Stored items
----------------------------------------

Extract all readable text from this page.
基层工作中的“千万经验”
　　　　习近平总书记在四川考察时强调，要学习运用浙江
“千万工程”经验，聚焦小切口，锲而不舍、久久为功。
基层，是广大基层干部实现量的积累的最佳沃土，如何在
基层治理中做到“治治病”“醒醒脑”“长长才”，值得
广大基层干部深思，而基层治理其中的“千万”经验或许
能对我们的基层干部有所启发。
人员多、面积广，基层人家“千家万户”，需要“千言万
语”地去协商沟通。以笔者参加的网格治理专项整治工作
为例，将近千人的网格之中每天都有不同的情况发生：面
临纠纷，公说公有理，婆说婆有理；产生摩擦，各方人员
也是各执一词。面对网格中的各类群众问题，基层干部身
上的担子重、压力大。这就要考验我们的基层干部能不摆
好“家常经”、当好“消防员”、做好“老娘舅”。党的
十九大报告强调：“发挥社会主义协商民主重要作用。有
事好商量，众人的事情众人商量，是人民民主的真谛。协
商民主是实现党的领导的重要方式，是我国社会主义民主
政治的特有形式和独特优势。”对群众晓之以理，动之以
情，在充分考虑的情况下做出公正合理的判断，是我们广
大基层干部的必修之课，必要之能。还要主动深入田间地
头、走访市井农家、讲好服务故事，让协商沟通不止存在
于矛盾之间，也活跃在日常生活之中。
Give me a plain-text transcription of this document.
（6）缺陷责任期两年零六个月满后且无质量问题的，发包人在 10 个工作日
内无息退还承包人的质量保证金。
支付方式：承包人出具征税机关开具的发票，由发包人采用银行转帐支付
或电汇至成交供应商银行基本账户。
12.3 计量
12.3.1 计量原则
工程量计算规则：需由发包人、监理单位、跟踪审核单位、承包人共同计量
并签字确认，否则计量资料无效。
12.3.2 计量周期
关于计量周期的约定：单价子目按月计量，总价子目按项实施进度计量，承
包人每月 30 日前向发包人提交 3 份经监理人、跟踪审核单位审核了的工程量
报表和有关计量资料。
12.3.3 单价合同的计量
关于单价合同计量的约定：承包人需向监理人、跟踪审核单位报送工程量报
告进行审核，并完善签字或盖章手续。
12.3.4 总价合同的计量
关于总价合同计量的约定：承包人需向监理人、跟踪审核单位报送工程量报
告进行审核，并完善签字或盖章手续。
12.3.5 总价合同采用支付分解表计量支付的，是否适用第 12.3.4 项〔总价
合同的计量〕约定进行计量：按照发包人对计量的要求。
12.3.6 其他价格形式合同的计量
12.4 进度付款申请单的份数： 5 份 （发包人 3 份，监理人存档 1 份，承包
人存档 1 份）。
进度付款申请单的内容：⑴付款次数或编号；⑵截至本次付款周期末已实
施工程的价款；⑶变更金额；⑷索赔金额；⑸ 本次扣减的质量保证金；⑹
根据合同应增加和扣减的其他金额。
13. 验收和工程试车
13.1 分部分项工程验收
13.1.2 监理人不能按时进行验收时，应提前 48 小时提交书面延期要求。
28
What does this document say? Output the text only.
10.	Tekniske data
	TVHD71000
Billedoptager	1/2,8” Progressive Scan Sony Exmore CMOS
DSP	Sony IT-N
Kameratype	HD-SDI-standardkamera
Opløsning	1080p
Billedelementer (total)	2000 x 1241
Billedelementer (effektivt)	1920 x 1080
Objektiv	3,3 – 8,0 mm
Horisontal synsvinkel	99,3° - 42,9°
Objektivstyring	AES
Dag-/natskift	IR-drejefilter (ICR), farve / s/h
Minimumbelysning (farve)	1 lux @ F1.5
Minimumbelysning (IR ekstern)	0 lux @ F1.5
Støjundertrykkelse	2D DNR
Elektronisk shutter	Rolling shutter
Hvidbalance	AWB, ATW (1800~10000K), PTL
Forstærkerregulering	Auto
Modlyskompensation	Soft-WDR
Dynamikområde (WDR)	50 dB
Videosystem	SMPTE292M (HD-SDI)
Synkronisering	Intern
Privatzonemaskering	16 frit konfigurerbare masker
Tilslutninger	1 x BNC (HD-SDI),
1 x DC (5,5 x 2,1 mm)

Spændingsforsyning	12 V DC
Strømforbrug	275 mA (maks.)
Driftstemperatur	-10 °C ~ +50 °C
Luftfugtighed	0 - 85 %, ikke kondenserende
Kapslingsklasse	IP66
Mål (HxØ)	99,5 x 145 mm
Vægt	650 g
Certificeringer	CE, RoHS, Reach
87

----------------------------------------

Work instructions: Using the material above, state how many lines include the string "text". Answer with a single number.

The solution: 3